Output the records exactly. Include every line.

A block of data
————————

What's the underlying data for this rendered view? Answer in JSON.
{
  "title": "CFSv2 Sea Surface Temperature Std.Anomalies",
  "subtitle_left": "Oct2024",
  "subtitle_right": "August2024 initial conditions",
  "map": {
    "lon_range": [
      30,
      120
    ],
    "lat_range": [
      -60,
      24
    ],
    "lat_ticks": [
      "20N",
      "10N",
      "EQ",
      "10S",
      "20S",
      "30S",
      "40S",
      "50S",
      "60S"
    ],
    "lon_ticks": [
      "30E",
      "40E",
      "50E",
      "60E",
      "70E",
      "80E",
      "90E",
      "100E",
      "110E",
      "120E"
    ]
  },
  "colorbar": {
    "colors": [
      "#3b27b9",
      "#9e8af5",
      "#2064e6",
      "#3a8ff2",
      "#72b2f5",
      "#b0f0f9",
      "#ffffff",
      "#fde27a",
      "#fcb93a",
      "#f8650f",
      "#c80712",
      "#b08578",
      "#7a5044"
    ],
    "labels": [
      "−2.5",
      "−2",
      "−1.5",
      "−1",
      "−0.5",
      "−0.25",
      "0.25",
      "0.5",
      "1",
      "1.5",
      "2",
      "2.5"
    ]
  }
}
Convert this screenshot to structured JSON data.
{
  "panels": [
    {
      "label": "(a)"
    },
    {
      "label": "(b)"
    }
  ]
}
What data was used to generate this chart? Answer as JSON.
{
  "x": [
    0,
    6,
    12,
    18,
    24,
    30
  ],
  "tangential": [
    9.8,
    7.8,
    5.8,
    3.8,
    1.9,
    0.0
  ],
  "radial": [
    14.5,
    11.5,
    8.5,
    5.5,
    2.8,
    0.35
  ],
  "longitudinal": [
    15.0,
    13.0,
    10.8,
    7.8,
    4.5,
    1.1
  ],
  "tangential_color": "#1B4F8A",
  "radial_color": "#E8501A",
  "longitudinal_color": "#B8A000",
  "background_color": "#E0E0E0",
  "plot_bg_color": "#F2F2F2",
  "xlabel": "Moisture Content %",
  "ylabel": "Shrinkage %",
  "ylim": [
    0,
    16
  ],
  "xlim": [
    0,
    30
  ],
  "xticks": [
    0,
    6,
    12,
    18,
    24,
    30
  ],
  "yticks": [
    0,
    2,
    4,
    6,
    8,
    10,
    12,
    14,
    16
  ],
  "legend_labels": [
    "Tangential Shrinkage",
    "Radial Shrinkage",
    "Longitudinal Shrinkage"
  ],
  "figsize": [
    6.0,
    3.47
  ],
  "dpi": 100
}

————————

● WRITTEN SOLUTION
What's the underlying data for this rendered view? Answer in JSON.
{
  "title": "CFSv2 Sea Surface Temperature Std.Anomalies",
  "subtitle_left": "Oct2024",
  "subtitle_right": "August2024 initial conditions",
  "map": {
    "lon_range": [
      30,
      120
    ],
    "lat_range": [
      -60,
      24
    ],
    "lat_ticks": [
      "20N",
      "10N",
      "EQ",
      "10S",
      "20S",
      "30S",
      "40S",
      "50S",
      "60S"
    ],
    "lon_ticks": [
      "30E",
      "40E",
      "50E",
      "60E",
      "70E",
      "80E",
      "90E",
      "100E",
      "110E",
      "120E"
    ]
  },
  "colorbar": {
    "colors": [
      "#3b27b9",
      "#9e8af5",
      "#2064e6",
      "#3a8ff2",
      "#72b2f5",
      "#b0f0f9",
      "#ffffff",
      "#fde27a",
      "#fcb93a",
      "#f8650f",
      "#c80712",
      "#b08578",
      "#7a5044"
    ],
    "labels": [
      "−2.5",
      "−2",
      "−1.5",
      "−1",
      "−0.5",
      "−0.25",
      "0.25",
      "0.5",
      "1",
      "1.5",
      "2",
      "2.5"
    ]
  }
}
Convert this screenshot to structured JSON data.
{
  "panels": [
    {
      "label": "(a)"
    },
    {
      "label": "(b)"
    }
  ]
}
What data was used to generate this chart? Answer as JSON.
{
  "x": [
    0,
    6,
    12,
    18,
    24,
    30
  ],
  "tangential": [
    9.8,
    7.8,
    5.8,
    3.8,
    1.9,
    0.0
  ],
  "radial": [
    14.5,
    11.5,
    8.5,
    5.5,
    2.8,
    0.35
  ],
  "longitudinal": [
    15.0,
    13.0,
    10.8,
    7.8,
    4.5,
    1.1
  ],
  "tangential_color": "#1B4F8A",
  "radial_color": "#E8501A",
  "longitudinal_color": "#B8A000",
  "background_color": "#E0E0E0",
  "plot_bg_color": "#F2F2F2",
  "xlabel": "Moisture Content %",
  "ylabel": "Shrinkage %",
  "ylim": [
    0,
    16
  ],
  "xlim": [
    0,
    30
  ],
  "xticks": [
    0,
    6,
    12,
    18,
    24,
    30
  ],
  "yticks": [
    0,
    2,
    4,
    6,
    8,
    10,
    12,
    14,
    16
  ],
  "legend_labels": [
    "Tangential Shrinkage",
    "Radial Shrinkage",
    "Longitudinal Shrinkage"
  ],
  "figsize": [
    6.0,
    3.47
  ],
  "dpi": 100
}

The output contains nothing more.